EXERCISE DETAILS: Repeat the rows verbatim, starting at the line containing "Localize 99 of" and ending at the line containing "folder-icon — [59, 242, 73, 254]".

╭─ GIVEN RECORDS

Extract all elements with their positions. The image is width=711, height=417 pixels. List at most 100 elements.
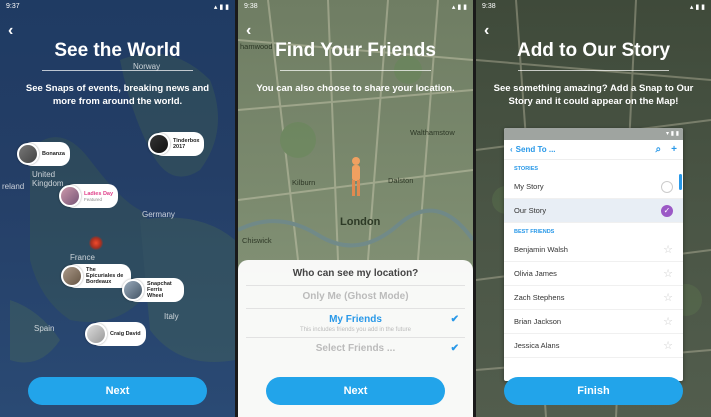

╰─
╭─ GIVEN RECORDS

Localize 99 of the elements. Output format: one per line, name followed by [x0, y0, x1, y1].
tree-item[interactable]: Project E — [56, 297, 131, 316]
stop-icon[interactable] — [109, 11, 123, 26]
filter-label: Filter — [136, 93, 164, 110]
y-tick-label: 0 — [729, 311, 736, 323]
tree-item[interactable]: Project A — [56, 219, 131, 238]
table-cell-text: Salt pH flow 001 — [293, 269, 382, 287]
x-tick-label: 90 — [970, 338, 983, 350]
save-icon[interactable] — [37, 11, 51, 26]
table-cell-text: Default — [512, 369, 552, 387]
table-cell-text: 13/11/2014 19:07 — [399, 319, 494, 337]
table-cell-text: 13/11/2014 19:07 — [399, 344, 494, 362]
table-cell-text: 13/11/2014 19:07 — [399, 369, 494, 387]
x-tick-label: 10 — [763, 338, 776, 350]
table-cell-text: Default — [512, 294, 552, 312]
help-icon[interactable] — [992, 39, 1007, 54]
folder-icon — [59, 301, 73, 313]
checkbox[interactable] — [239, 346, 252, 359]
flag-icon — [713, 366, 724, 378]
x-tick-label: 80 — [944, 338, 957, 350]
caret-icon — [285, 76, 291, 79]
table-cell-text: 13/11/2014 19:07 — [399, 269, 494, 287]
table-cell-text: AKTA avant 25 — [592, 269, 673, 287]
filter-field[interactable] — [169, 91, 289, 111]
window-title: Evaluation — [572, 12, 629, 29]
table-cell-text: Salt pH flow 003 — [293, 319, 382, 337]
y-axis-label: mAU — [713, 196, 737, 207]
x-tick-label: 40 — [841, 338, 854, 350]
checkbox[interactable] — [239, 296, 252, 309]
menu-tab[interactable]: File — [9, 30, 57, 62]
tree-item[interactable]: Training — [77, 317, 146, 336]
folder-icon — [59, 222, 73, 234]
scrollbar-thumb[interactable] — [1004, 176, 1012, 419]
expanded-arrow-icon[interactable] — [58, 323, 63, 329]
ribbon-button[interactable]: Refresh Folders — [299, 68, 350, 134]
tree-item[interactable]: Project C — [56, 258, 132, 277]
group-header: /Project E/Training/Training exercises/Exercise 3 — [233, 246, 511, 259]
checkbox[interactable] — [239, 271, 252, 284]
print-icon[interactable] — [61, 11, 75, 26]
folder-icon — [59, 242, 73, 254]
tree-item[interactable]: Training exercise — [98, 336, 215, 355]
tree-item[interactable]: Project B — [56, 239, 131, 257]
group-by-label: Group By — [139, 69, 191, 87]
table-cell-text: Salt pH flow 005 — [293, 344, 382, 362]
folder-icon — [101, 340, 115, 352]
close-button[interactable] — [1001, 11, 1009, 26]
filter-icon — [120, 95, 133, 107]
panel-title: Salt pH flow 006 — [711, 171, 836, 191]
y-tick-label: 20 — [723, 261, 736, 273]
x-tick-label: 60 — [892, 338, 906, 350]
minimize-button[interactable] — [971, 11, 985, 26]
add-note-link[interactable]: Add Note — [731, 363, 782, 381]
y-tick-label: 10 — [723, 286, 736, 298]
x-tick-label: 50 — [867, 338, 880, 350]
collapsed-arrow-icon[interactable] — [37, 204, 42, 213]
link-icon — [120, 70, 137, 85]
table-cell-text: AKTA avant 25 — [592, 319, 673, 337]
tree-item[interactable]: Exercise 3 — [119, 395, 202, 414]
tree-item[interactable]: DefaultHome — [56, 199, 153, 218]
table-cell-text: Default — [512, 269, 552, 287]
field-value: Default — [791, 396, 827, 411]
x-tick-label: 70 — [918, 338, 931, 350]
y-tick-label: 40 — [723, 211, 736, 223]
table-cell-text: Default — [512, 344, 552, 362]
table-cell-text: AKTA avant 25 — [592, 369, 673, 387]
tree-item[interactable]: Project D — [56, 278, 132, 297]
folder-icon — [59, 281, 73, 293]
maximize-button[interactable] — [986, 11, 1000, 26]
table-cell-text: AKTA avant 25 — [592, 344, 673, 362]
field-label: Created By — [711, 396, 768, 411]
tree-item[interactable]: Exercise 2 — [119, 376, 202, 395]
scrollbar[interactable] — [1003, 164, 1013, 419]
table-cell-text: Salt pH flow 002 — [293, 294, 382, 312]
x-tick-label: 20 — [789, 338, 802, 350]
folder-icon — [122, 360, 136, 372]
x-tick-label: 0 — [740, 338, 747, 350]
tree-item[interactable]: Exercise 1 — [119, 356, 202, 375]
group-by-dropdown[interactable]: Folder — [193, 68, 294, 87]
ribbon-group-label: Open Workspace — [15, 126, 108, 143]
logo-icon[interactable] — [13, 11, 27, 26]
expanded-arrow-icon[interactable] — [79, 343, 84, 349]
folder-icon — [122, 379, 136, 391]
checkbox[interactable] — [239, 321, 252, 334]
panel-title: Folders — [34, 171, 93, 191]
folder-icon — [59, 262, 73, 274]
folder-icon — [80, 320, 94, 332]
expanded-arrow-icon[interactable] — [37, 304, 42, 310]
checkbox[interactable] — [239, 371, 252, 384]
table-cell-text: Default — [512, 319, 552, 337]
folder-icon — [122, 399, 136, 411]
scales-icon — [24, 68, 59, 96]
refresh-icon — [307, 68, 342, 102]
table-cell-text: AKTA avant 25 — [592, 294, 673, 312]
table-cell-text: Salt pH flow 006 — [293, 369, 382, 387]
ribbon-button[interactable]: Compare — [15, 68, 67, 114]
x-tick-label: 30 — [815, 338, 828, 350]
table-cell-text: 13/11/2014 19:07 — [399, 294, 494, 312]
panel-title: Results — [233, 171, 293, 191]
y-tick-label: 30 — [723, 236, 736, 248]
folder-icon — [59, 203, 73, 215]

╰─

TASK SOLUTION:
Localize 99 of the elements. Output format: one per line, name followed by [x0, y0, x1, y1].
tree-item[interactable]: Project E — [56, 297, 131, 316]
stop-icon[interactable] — [109, 11, 123, 26]
filter-label: Filter — [136, 93, 164, 110]
y-tick-label: 0 — [729, 311, 736, 323]
tree-item[interactable]: Project A — [56, 219, 131, 238]
table-cell-text: Salt pH flow 001 — [293, 269, 382, 287]
x-tick-label: 90 — [970, 338, 983, 350]
save-icon[interactable] — [37, 11, 51, 26]
table-cell-text: Default — [512, 369, 552, 387]
table-cell-text: 13/11/2014 19:07 — [399, 319, 494, 337]
table-cell-text: 13/11/2014 19:07 — [399, 344, 494, 362]
table-cell-text: 13/11/2014 19:07 — [399, 369, 494, 387]
x-tick-label: 10 — [763, 338, 776, 350]
table-cell-text: Default — [512, 294, 552, 312]
help-icon[interactable] — [992, 39, 1007, 54]
folder-icon — [59, 301, 73, 313]
checkbox[interactable] — [239, 346, 252, 359]
flag-icon — [713, 366, 724, 378]
x-tick-label: 80 — [944, 338, 957, 350]
caret-icon — [285, 76, 291, 79]
table-cell-text: 13/11/2014 19:07 — [399, 269, 494, 287]
table-cell-text: AKTA avant 25 — [592, 269, 673, 287]
filter-field[interactable] — [169, 91, 289, 111]
window-title: Evaluation — [572, 12, 629, 29]
table-cell-text: Salt pH flow 003 — [293, 319, 382, 337]
y-axis-label: mAU — [713, 196, 737, 207]
x-tick-label: 40 — [841, 338, 854, 350]
checkbox[interactable] — [239, 296, 252, 309]
menu-tab[interactable]: File — [9, 30, 57, 62]
tree-item[interactable]: Training — [77, 317, 146, 336]
folder-icon — [59, 222, 73, 234]
scrollbar-thumb[interactable] — [1004, 176, 1012, 419]
expanded-arrow-icon[interactable] — [58, 323, 63, 329]
ribbon-button[interactable]: Refresh Folders — [299, 68, 350, 134]
tree-item[interactable]: Project C — [56, 258, 132, 277]
group-header: /Project E/Training/Training exercises/Exercise 3 — [233, 246, 511, 259]
checkbox[interactable] — [239, 271, 252, 284]
print-icon[interactable] — [61, 11, 75, 26]
folder-icon — [59, 242, 73, 254]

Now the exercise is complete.